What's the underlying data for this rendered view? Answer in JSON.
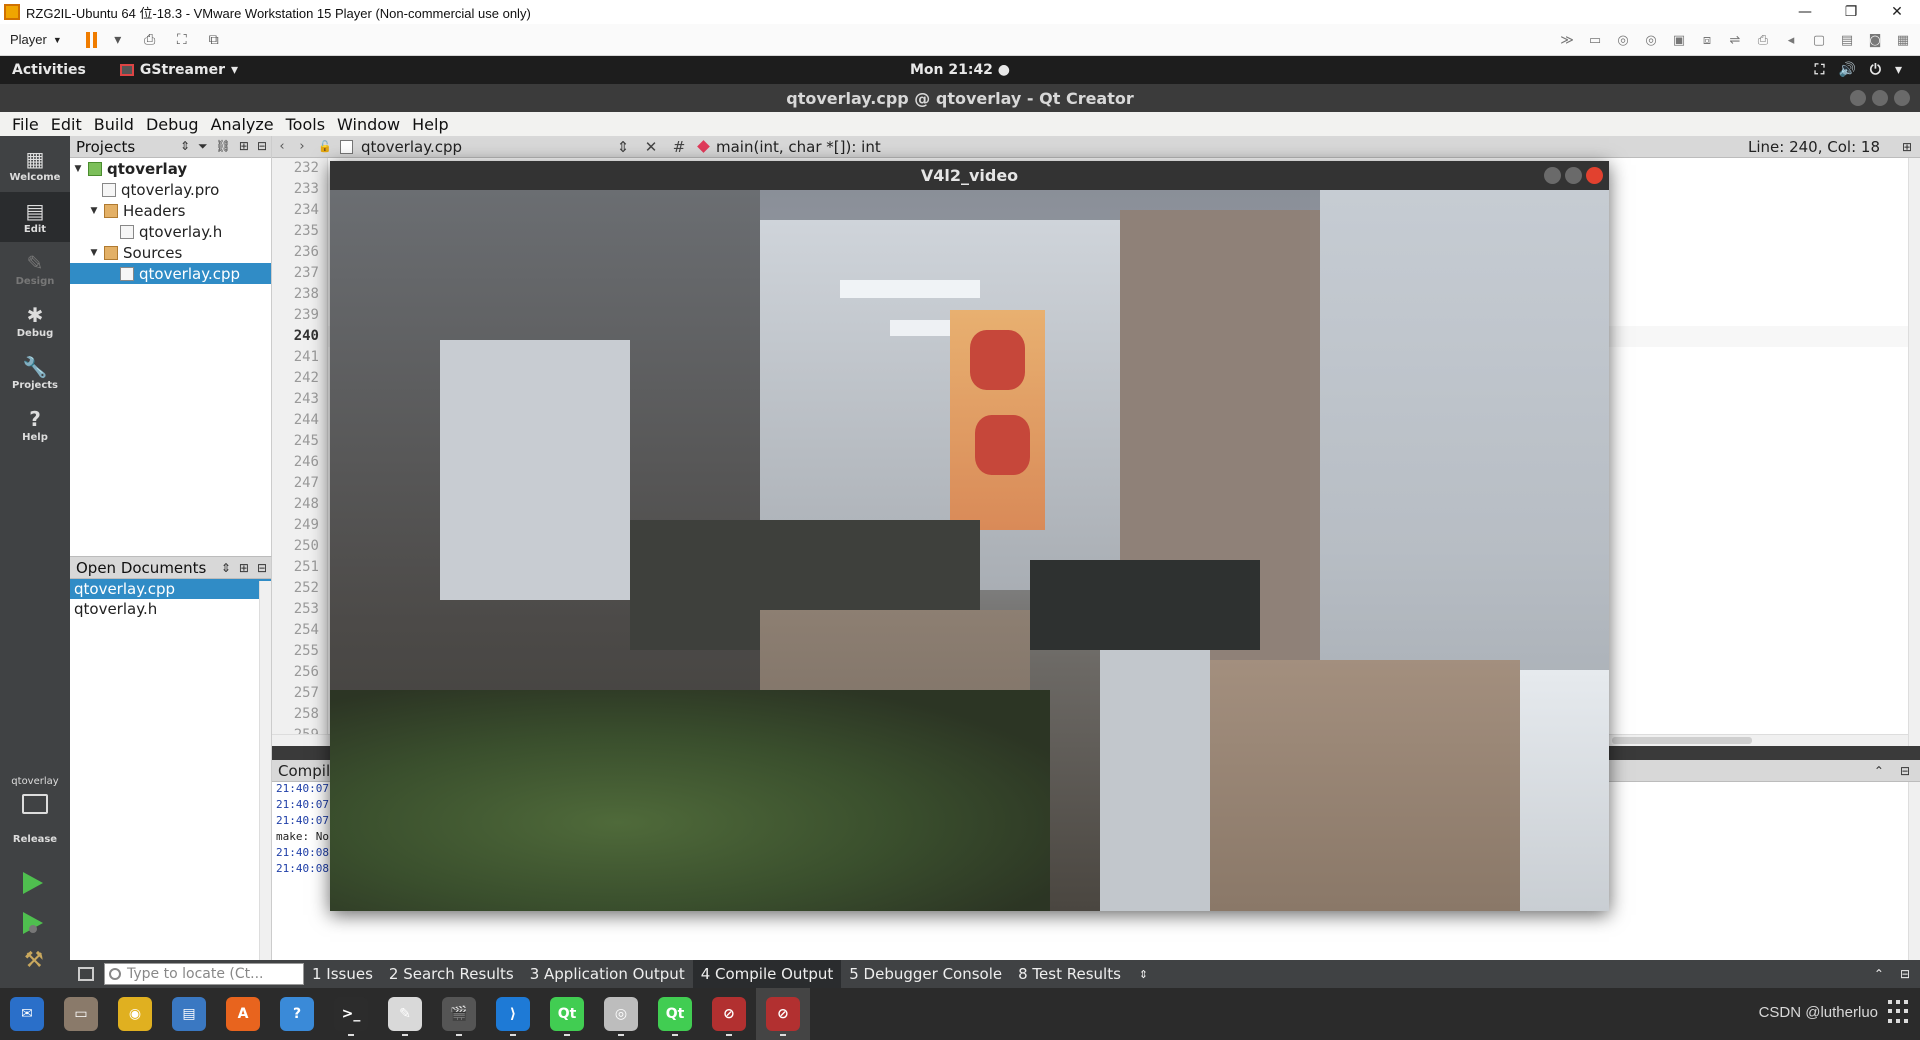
{
  "vmware": {
    "title": "RZG2IL-Ubuntu 64 位-18.3 - VMware Workstation 15 Player (Non-commercial use only)",
    "player_menu": "Player",
    "minimize_glyph": "—",
    "restore_glyph": "❐",
    "close_glyph": "✕"
  },
  "gnome": {
    "activities": "Activities",
    "app_menu": "GStreamer",
    "clock": "Mon 21:42 ●",
    "tray_glyphs": [
      "⛶",
      "🔊",
      "⏻",
      "▾"
    ]
  },
  "qt": {
    "window_title": "qtoverlay.cpp @ qtoverlay - Qt Creator",
    "menu": [
      "File",
      "Edit",
      "Build",
      "Debug",
      "Analyze",
      "Tools",
      "Window",
      "Help"
    ],
    "modes": [
      {
        "label": "Welcome",
        "glyph": "▦"
      },
      {
        "label": "Edit",
        "glyph": "▤"
      },
      {
        "label": "Design",
        "glyph": "✎"
      },
      {
        "label": "Debug",
        "glyph": "✱"
      },
      {
        "label": "Projects",
        "glyph": "🔧"
      },
      {
        "label": "Help",
        "glyph": "?"
      }
    ],
    "kit": {
      "project": "qtoverlay",
      "mode": "Release"
    },
    "projects_panel": {
      "title": "Projects",
      "tree": [
        {
          "label": "qtoverlay",
          "level": 0,
          "icon": "project-folder-icon"
        },
        {
          "label": "qtoverlay.pro",
          "level": 1,
          "icon": "pro-file-icon"
        },
        {
          "label": "Headers",
          "level": 1,
          "icon": "folder-icon"
        },
        {
          "label": "qtoverlay.h",
          "level": 2,
          "icon": "header-file-icon"
        },
        {
          "label": "Sources",
          "level": 1,
          "icon": "folder-icon"
        },
        {
          "label": "qtoverlay.cpp",
          "level": 2,
          "icon": "cpp-file-icon",
          "selected": true
        }
      ]
    },
    "open_documents": {
      "title": "Open Documents",
      "items": [
        "qtoverlay.cpp",
        "qtoverlay.h"
      ]
    },
    "editor_toolbar": {
      "file": "qtoverlay.cpp",
      "hash": "#",
      "symbol": "main(int, char *[]): int",
      "position": "Line: 240, Col: 18"
    },
    "line_numbers": [
      "232",
      "233",
      "234",
      "235",
      "236",
      "237",
      "238",
      "239",
      "240",
      "241",
      "242",
      "243",
      "244",
      "245",
      "246",
      "247",
      "248",
      "249",
      "250",
      "251",
      "252",
      "253",
      "254",
      "255",
      "256",
      "257",
      "258",
      "259"
    ],
    "current_line": "240",
    "output": {
      "title": "Compile Output",
      "lines": [
        "21:40:07",
        "21:40:07",
        "21:40:07",
        "make: No",
        "21:40:08",
        "21:40:08"
      ]
    },
    "locator_placeholder": "Type to locate (Ct...",
    "output_tabs": [
      "1  Issues",
      "2  Search Results",
      "3  Application Output",
      "4  Compile Output",
      "5  Debugger Console",
      "8  Test Results"
    ],
    "active_output_tab": "4  Compile Output"
  },
  "video_window": {
    "title": "V4l2_video"
  },
  "taskbar": {
    "apps": [
      {
        "name": "thunderbird",
        "glyph": "✉",
        "color": "#2a6fc9"
      },
      {
        "name": "files",
        "glyph": "▭",
        "color": "#8a7a6a"
      },
      {
        "name": "rhythmbox",
        "glyph": "◉",
        "color": "#e0b020"
      },
      {
        "name": "libreoffice-writer",
        "glyph": "▤",
        "color": "#3a78c2"
      },
      {
        "name": "software-center",
        "glyph": "A",
        "color": "#e8641e"
      },
      {
        "name": "help",
        "glyph": "?",
        "color": "#3a8ad8"
      },
      {
        "name": "terminal",
        "glyph": ">_",
        "color": "#2c2c2c"
      },
      {
        "name": "text-editor",
        "glyph": "✎",
        "color": "#d9d9d9"
      },
      {
        "name": "video-editor",
        "glyph": "🎬",
        "color": "#555555"
      },
      {
        "name": "vscode",
        "glyph": "⟩",
        "color": "#1e7ad6"
      },
      {
        "name": "qt-creator",
        "glyph": "Qt",
        "color": "#41cd52"
      },
      {
        "name": "camera",
        "glyph": "◎",
        "color": "#bdbdbd"
      },
      {
        "name": "qt-designer",
        "glyph": "Qt",
        "color": "#41cd52"
      },
      {
        "name": "app-red-1",
        "glyph": "⊘",
        "color": "#b23030"
      },
      {
        "name": "app-red-2",
        "glyph": "⊘",
        "color": "#b23030"
      }
    ],
    "watermark": "CSDN @lutherluo"
  },
  "colors": {
    "selection": "#308cc6",
    "qt_dark": "#404244",
    "close_red": "#e2412f"
  }
}
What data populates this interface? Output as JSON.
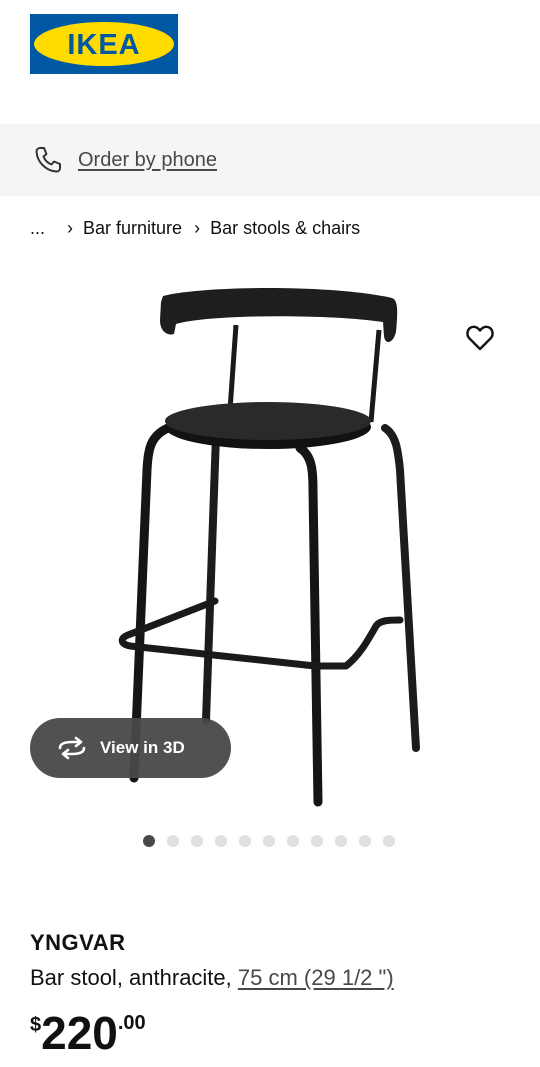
{
  "brand": {
    "logo_text": "IKEA",
    "blue": "#0058a3",
    "yellow": "#ffdb00"
  },
  "phone_bar": {
    "label": "Order by phone",
    "icon": "phone-icon"
  },
  "breadcrumb": {
    "ellipsis": "...",
    "items": [
      "Bar furniture",
      "Bar stools & chairs"
    ],
    "separator": "›"
  },
  "gallery": {
    "view_3d_label": "View in 3D",
    "favorite_icon": "heart-icon",
    "dot_count": 11,
    "active_dot": 0
  },
  "product": {
    "name": "YNGVAR",
    "description": "Bar stool, anthracite,",
    "measurement": "75 cm (29 1/2 \")",
    "price_currency": "$",
    "price_integer": "220",
    "price_decimal": ".00"
  }
}
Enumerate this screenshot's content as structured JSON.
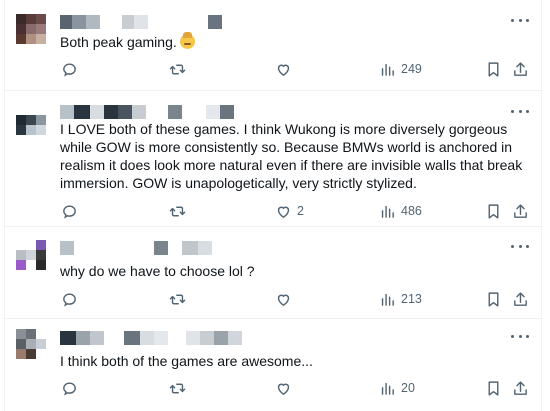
{
  "posts": [
    {
      "text": "Both peak gaming.",
      "emoji": "cowboy-face-emoji",
      "reply_count": "",
      "repost_count": "",
      "like_count": "",
      "view_count": "249"
    },
    {
      "text": "I LOVE both of these games. I think Wukong is more diversely gorgeous while GOW is more consistently so.  Because BMWs world is anchored in realism it does look more natural even if there are invisible walls that break immersion. GOW is unapologetically, very strictly stylized.",
      "reply_count": "",
      "repost_count": "",
      "like_count": "2",
      "view_count": "486"
    },
    {
      "text": "why do we have to choose lol ?",
      "reply_count": "",
      "repost_count": "",
      "like_count": "",
      "view_count": "213"
    },
    {
      "text": "I think both of the games are awesome...",
      "reply_count": "",
      "repost_count": "",
      "like_count": "",
      "view_count": "20"
    }
  ],
  "colors": {
    "icon_gray": "#536471",
    "text": "#0f1419",
    "divider": "#eff3f4"
  },
  "icons": [
    "reply-icon",
    "repost-icon",
    "like-icon",
    "views-icon",
    "bookmark-icon",
    "share-icon",
    "more-icon"
  ]
}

○ ○ ○ ○ ○

Exercise: Pick out every line above that contains the word "this" and copy it.

Exercise response:
What's the underlying data for this rendered view? Answer in JSON.
What data populates this interface? Output as JSON.
Enumerate this screenshot's content as structured JSON.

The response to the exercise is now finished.